Reproduce the records. Keep every word exact and include no images.

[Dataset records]
## begin

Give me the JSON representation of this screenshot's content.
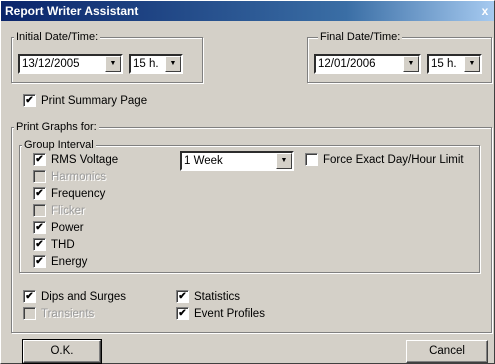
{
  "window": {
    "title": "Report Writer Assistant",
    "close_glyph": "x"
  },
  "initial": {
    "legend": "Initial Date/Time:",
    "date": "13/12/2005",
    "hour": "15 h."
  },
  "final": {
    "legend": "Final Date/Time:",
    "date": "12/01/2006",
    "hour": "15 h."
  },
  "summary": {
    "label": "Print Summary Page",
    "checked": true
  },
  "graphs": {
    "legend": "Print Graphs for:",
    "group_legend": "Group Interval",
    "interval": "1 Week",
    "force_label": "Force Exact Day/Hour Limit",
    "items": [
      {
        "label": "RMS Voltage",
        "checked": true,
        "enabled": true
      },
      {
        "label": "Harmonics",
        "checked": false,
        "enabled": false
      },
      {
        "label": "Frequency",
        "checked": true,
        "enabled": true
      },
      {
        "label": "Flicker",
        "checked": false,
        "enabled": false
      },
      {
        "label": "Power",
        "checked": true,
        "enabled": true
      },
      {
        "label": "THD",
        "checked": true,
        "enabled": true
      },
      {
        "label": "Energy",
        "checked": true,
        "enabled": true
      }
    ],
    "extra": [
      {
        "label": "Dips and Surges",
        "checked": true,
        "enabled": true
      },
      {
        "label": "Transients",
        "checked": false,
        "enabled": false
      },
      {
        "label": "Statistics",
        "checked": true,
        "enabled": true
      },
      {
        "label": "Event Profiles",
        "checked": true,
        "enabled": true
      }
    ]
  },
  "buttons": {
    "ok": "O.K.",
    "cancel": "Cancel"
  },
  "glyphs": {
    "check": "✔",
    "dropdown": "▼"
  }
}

## end

Worked solution:
Give me the JSON representation of this screenshot's content.
{
  "window": {
    "title": "Report Writer Assistant",
    "close_glyph": "x"
  },
  "initial": {
    "legend": "Initial Date/Time:",
    "date": "13/12/2005",
    "hour": "15 h."
  },
  "final": {
    "legend": "Final Date/Time:",
    "date": "12/01/2006",
    "hour": "15 h."
  },
  "summary": {
    "label": "Print Summary Page",
    "checked": true
  },
  "graphs": {
    "legend": "Print Graphs for:",
    "group_legend": "Group Interval",
    "interval": "1 Week",
    "force_label": "Force Exact Day/Hour Limit",
    "items": [
      {
        "label": "RMS Voltage",
        "checked": true,
        "enabled": true
      },
      {
        "label": "Harmonics",
        "checked": false,
        "enabled": false
      },
      {
        "label": "Frequency",
        "checked": true,
        "enabled": true
      },
      {
        "label": "Flicker",
        "checked": false,
        "enabled": false
      },
      {
        "label": "Power",
        "checked": true,
        "enabled": true
      },
      {
        "label": "THD",
        "checked": true,
        "enabled": true
      },
      {
        "label": "Energy",
        "checked": true,
        "enabled": true
      }
    ],
    "extra": [
      {
        "label": "Dips and Surges",
        "checked": true,
        "enabled": true
      },
      {
        "label": "Transients",
        "checked": false,
        "enabled": false
      },
      {
        "label": "Statistics",
        "checked": true,
        "enabled": true
      },
      {
        "label": "Event Profiles",
        "checked": true,
        "enabled": true
      }
    ]
  },
  "buttons": {
    "ok": "O.K.",
    "cancel": "Cancel"
  },
  "glyphs": {
    "check": "✔",
    "dropdown": "▼"
  }
}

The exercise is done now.